» **Texto apresentado**
----
Com a participação do Secretário de Cultura de Santos, professor Fabião e do Coordenador de Formação da Secult, Murillo Neto, a classe artística fez a segunda reunião contra a possibilidade de fechamento da Oficina Cultural Pagu na noite de ontem. Entre as pautas discutidas estava também a possibilidade de municipalização dos serviços – proposta em reunião na Secretaria de Cultura do Estado na última terça-feira – e a falta de verba na Secretaria Municipal de Cultura para o possível gerenciamento da Cadeia.
“Temos quatro novos equipamentos aguardando para começar a funcionar: um CEU no Jardim Castelo e três equipamentos da Administração no Morro da Penha, na Vila Progresso e na Vila Nova. Temos que achar esse caminho, que não é fácil em virtude da falta de dinheiro. A secretaria fez todo o encolhimento possível ao longo desses dois anos, do ponto de vista estrutural em função da falta de recursos. Agora é preciso achar outros caminhos”, destacou Fabião.
----
» **Dados de origem**
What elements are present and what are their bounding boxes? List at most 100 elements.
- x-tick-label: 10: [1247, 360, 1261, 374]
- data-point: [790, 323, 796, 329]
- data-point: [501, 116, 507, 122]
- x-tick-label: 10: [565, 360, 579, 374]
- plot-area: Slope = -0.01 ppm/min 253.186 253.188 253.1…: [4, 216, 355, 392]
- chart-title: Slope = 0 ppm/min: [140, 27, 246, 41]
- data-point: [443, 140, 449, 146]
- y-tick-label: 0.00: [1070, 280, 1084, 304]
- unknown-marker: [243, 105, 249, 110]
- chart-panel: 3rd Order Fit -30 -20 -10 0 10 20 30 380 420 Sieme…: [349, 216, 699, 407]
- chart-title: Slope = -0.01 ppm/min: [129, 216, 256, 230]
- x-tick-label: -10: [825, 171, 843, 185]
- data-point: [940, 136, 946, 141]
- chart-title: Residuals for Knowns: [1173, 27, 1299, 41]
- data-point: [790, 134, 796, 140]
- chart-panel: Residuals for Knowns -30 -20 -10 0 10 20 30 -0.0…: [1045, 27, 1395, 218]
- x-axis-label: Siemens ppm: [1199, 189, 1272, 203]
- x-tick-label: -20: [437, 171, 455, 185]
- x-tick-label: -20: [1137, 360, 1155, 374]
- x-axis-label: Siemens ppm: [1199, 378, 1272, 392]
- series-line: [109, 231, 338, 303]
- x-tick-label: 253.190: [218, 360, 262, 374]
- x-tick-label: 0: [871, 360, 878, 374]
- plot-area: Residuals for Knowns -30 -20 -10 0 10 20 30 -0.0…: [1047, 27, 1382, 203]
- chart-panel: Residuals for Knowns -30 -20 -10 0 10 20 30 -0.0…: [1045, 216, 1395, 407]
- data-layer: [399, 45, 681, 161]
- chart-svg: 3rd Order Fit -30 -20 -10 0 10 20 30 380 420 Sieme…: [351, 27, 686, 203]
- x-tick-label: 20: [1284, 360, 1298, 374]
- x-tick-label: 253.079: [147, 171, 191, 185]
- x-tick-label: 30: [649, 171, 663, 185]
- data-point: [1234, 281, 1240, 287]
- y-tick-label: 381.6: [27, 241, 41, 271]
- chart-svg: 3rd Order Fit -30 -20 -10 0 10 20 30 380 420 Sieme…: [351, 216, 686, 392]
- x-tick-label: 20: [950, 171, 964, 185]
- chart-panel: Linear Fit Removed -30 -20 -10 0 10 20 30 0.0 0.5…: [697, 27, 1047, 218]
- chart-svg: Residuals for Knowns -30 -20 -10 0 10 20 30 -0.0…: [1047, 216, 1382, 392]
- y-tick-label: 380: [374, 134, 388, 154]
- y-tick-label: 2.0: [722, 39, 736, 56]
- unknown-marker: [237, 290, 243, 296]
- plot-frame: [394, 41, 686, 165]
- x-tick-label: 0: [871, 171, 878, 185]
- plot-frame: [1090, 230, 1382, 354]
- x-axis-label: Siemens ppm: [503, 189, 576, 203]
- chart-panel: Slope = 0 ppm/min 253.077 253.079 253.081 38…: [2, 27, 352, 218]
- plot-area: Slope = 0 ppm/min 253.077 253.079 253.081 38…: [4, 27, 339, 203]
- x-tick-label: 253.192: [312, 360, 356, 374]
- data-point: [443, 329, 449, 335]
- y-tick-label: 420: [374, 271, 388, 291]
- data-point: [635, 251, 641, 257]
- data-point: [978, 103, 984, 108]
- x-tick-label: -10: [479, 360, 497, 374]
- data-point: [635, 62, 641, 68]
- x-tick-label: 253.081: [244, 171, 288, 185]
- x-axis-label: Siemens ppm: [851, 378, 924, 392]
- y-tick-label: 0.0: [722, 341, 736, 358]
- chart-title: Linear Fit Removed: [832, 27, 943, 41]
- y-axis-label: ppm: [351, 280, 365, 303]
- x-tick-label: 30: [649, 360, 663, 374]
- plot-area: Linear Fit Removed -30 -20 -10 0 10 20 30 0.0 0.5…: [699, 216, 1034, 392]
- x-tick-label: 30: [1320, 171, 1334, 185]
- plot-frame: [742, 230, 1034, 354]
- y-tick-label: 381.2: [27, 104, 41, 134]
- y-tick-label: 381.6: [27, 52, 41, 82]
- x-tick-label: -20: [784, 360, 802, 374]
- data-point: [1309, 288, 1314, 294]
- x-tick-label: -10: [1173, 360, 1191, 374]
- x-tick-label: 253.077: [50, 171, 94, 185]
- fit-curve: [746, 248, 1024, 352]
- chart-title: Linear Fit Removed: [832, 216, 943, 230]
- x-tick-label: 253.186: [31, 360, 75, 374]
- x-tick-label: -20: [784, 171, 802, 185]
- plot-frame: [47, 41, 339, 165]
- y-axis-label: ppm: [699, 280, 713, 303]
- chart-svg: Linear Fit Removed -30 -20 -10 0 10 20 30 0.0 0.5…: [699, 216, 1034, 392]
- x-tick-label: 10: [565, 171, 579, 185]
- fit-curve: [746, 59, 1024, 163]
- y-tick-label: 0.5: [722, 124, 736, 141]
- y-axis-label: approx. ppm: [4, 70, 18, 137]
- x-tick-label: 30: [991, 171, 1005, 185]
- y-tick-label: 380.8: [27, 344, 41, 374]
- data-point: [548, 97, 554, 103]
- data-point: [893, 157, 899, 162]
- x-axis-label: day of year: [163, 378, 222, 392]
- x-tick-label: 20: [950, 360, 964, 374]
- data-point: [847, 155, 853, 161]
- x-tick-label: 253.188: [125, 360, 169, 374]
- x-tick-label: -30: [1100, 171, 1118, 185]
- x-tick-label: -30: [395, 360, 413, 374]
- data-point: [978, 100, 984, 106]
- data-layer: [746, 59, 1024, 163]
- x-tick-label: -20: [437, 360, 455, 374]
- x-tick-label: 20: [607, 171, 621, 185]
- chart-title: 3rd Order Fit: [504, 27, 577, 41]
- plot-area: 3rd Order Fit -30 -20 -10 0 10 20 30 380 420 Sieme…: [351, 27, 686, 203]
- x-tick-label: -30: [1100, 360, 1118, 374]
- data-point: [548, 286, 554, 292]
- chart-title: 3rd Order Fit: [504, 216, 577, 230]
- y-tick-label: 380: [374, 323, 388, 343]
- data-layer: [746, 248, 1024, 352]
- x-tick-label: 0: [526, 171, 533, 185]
----
» **Enunciado da tarefa**
De acordo com o texto, em que bairro fica o CEU que aguarda para começar a funcionar? Os registros não têm relação com o texto.

» **Resultado do exercício**
No Jardim Castelo.